**What to work on:**
Wherever the string "this" appears in a line, extract that line.

**Given data:**
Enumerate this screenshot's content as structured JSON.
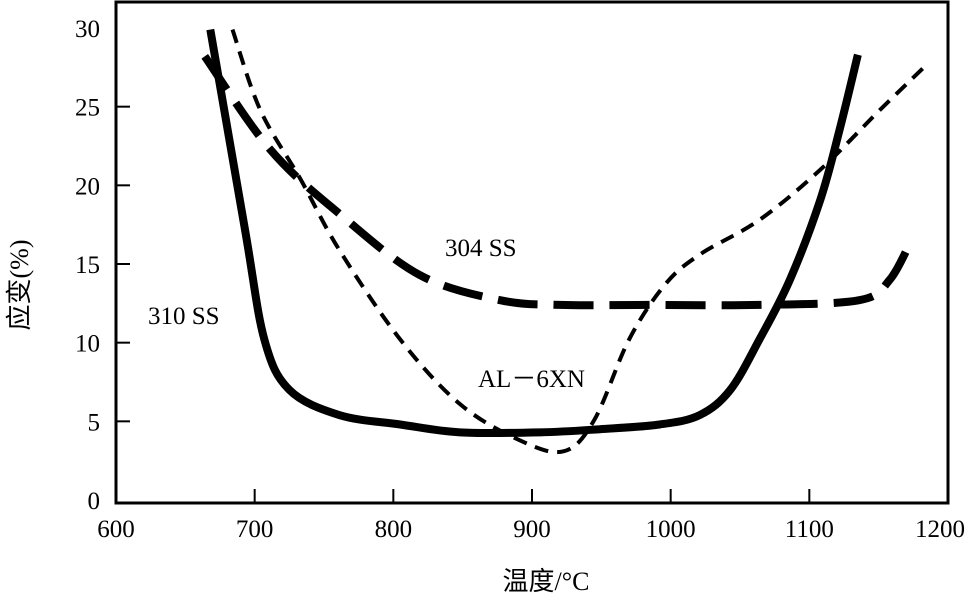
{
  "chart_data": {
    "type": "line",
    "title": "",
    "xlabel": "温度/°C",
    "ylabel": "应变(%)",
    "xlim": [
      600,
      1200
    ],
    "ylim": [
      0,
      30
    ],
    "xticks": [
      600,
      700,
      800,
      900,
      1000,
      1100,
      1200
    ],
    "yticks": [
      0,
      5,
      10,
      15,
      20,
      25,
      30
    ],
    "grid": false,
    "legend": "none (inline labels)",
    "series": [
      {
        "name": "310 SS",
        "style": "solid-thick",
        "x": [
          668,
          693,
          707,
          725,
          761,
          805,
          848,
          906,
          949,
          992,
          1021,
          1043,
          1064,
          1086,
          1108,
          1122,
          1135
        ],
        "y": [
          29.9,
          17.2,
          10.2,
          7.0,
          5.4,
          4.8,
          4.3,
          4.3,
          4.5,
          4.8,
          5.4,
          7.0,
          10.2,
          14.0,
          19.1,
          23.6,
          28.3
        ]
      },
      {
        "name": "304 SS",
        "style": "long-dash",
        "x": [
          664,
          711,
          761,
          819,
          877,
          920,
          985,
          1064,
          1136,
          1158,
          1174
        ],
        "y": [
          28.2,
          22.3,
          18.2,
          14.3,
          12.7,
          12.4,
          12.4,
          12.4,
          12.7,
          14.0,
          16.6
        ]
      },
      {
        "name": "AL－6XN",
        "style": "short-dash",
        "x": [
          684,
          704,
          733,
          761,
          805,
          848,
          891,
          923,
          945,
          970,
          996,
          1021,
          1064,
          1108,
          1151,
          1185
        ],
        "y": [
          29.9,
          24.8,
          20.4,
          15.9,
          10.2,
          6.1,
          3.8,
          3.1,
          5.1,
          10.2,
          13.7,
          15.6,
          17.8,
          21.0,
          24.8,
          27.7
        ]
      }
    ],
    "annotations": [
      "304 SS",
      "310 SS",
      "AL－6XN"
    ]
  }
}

* * *

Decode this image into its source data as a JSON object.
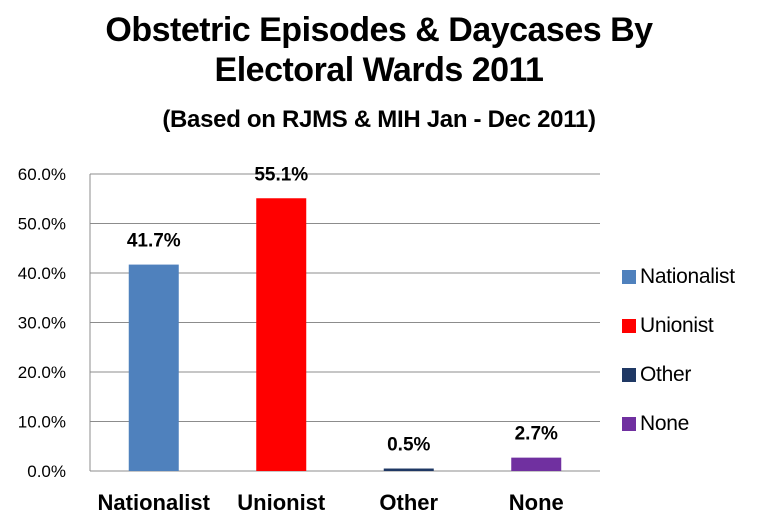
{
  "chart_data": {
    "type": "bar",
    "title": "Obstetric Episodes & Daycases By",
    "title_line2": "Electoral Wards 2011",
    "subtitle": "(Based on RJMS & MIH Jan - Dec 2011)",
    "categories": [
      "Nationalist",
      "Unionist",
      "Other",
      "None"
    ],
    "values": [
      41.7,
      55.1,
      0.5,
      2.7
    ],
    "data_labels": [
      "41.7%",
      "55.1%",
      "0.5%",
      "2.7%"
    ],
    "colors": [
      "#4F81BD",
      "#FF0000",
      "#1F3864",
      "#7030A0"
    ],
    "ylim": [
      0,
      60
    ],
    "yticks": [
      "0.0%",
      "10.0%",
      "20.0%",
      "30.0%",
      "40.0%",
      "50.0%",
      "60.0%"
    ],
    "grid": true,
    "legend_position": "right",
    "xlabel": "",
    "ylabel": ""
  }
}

**Solution to the exercise:**
Enumerate this screenshot's content as structured JSON.
Decode this image into its source data as a JSON object.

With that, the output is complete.